== MATERIAL FOR THIS TASK ==

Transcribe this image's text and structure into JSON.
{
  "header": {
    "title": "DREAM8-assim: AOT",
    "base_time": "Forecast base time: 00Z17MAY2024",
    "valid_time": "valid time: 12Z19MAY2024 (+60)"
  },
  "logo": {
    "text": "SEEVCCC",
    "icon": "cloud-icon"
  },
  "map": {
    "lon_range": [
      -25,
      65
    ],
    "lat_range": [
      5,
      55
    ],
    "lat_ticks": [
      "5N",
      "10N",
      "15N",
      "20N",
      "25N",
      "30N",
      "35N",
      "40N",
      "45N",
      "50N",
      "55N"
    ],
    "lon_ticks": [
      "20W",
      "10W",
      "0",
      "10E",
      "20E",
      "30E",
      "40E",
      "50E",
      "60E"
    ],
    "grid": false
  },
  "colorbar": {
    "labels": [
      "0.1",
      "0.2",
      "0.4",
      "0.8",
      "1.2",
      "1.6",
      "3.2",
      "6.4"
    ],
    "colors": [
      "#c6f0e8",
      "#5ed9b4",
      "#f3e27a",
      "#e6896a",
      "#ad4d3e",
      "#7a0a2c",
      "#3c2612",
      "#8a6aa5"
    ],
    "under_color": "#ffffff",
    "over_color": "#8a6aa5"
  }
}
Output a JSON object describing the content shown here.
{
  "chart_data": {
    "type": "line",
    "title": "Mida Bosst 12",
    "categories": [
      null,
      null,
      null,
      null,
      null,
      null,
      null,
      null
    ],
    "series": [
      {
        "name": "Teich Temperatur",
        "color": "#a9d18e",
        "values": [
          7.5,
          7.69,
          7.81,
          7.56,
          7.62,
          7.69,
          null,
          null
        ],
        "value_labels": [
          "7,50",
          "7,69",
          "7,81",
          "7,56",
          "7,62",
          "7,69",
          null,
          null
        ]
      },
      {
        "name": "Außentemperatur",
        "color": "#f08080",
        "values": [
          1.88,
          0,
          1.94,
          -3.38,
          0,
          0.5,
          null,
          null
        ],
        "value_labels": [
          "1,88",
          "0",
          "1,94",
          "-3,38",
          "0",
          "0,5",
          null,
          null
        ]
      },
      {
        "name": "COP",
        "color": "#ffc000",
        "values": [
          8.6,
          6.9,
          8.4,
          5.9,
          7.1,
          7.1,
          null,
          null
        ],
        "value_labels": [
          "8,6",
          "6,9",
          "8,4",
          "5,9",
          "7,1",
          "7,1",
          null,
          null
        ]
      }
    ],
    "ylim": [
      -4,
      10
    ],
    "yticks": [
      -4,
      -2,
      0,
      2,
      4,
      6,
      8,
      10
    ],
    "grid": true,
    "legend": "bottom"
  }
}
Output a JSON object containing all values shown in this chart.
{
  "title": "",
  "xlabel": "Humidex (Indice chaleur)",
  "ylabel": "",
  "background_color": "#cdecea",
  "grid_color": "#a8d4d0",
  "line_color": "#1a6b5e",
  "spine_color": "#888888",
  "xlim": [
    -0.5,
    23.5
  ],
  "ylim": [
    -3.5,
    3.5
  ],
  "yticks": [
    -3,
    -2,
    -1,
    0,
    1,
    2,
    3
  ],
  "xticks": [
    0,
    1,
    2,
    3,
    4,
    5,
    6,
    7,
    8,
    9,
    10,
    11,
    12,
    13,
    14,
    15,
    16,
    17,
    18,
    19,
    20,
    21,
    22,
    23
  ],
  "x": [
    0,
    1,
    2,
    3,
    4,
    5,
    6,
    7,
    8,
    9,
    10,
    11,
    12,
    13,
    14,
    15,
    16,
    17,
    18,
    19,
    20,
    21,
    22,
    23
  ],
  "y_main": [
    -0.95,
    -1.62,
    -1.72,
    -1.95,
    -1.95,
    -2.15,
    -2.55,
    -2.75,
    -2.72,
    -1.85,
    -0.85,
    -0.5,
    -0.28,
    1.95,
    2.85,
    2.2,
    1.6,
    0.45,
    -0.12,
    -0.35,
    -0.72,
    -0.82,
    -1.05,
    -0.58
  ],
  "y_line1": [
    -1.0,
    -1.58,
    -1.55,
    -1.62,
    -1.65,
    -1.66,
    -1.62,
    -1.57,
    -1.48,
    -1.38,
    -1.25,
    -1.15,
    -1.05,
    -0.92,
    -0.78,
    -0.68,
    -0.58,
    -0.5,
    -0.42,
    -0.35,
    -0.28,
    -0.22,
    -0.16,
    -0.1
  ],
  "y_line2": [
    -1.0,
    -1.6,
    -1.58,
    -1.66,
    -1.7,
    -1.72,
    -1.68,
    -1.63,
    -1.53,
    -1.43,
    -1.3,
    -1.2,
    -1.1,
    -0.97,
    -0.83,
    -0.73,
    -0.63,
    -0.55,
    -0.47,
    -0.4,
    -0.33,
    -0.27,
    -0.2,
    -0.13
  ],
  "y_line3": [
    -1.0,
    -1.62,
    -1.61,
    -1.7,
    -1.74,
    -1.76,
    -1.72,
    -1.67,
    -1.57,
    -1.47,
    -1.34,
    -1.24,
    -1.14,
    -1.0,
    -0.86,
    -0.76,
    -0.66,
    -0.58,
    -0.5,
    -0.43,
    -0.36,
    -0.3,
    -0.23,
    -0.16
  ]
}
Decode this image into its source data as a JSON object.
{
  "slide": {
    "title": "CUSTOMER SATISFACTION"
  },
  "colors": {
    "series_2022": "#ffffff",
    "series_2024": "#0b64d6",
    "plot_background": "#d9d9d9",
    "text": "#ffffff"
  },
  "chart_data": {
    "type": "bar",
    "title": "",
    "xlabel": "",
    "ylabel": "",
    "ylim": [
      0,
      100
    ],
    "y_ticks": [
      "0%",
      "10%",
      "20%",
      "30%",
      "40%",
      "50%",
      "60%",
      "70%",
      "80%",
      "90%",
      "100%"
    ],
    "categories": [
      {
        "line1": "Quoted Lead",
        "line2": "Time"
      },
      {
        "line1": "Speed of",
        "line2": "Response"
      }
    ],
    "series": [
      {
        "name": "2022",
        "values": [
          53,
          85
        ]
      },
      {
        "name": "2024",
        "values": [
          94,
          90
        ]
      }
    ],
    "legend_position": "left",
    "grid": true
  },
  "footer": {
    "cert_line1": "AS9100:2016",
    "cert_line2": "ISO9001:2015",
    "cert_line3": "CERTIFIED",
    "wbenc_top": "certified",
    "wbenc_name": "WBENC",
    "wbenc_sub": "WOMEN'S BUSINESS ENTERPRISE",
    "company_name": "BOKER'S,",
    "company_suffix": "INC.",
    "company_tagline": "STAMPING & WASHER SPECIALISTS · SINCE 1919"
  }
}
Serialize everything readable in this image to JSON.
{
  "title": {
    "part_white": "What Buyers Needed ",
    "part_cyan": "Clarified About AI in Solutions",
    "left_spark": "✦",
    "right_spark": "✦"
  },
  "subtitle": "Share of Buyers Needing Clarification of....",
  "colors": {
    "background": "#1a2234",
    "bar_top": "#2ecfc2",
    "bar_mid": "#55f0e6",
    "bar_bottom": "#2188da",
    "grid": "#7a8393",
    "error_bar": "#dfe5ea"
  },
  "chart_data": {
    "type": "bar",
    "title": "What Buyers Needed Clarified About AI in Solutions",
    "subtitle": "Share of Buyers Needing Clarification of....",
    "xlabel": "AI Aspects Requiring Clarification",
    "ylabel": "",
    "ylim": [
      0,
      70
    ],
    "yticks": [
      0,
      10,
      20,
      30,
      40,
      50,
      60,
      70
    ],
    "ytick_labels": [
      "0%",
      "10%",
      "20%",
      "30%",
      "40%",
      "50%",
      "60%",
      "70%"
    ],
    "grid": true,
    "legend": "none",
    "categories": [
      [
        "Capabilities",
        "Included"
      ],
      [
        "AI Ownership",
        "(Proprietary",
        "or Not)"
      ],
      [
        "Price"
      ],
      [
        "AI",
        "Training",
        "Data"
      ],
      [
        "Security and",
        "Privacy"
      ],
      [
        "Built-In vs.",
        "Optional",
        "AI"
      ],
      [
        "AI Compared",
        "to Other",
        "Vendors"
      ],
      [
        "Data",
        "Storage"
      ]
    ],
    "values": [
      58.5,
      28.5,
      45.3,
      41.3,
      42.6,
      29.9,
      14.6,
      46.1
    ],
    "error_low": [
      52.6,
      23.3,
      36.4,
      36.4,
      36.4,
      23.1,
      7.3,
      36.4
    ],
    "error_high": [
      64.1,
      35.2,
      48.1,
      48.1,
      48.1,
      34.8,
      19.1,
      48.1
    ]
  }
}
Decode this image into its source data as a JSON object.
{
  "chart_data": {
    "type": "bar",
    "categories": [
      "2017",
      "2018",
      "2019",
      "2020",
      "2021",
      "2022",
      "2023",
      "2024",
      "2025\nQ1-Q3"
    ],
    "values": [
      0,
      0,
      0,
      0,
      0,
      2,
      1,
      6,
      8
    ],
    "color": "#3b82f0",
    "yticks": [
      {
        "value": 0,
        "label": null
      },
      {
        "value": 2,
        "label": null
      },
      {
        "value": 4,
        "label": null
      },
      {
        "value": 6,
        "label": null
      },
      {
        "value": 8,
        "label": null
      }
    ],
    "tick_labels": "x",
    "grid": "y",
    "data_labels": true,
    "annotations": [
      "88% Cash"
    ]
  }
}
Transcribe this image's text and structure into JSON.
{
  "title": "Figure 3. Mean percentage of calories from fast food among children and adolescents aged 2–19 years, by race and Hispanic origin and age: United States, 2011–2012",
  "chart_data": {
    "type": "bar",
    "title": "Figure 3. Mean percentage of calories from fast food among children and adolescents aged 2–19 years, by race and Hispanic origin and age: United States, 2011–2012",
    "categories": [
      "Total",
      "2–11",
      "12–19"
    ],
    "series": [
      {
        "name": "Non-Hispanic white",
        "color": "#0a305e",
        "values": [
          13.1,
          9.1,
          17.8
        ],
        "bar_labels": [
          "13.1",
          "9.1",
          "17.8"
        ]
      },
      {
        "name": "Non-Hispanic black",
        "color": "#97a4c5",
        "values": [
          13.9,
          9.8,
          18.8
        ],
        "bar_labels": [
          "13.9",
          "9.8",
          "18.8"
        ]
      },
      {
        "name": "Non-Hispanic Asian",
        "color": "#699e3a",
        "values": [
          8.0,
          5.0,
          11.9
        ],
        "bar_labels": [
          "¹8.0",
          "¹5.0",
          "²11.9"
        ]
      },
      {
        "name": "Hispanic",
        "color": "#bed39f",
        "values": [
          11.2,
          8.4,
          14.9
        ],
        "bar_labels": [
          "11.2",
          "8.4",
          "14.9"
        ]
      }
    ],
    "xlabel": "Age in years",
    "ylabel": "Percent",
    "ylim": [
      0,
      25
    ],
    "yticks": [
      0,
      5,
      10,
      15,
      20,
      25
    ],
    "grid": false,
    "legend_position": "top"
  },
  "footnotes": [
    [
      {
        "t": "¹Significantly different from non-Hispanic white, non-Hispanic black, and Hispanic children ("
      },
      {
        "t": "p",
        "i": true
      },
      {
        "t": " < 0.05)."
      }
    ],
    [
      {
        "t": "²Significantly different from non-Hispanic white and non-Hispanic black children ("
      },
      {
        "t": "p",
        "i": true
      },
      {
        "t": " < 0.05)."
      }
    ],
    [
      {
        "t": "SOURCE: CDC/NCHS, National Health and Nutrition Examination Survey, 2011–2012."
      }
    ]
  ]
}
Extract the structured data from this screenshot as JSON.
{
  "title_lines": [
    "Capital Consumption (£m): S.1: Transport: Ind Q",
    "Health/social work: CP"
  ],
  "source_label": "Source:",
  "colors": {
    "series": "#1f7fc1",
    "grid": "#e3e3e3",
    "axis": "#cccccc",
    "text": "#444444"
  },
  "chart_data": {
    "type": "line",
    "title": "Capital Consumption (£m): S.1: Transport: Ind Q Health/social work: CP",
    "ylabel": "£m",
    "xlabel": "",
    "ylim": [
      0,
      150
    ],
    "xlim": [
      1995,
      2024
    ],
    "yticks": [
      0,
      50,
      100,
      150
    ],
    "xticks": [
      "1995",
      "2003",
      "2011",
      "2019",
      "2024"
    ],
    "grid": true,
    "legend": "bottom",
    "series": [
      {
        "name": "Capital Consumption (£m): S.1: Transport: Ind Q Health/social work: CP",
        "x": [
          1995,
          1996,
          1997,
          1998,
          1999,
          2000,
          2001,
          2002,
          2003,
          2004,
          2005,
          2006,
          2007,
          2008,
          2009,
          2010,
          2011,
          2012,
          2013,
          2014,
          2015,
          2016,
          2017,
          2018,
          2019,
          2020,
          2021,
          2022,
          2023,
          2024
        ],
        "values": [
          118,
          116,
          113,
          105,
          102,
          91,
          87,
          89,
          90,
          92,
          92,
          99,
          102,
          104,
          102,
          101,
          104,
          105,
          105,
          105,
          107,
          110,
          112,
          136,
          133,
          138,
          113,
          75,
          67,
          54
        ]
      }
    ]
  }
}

===

▶ **SET TASK**
Find and copy every line in the entries above where the string "shown" occurs.

▶ **EXERCISE SOLUTION**
Output a JSON object describing the content shown here.
Output a JSON object containing all values shown in this chart.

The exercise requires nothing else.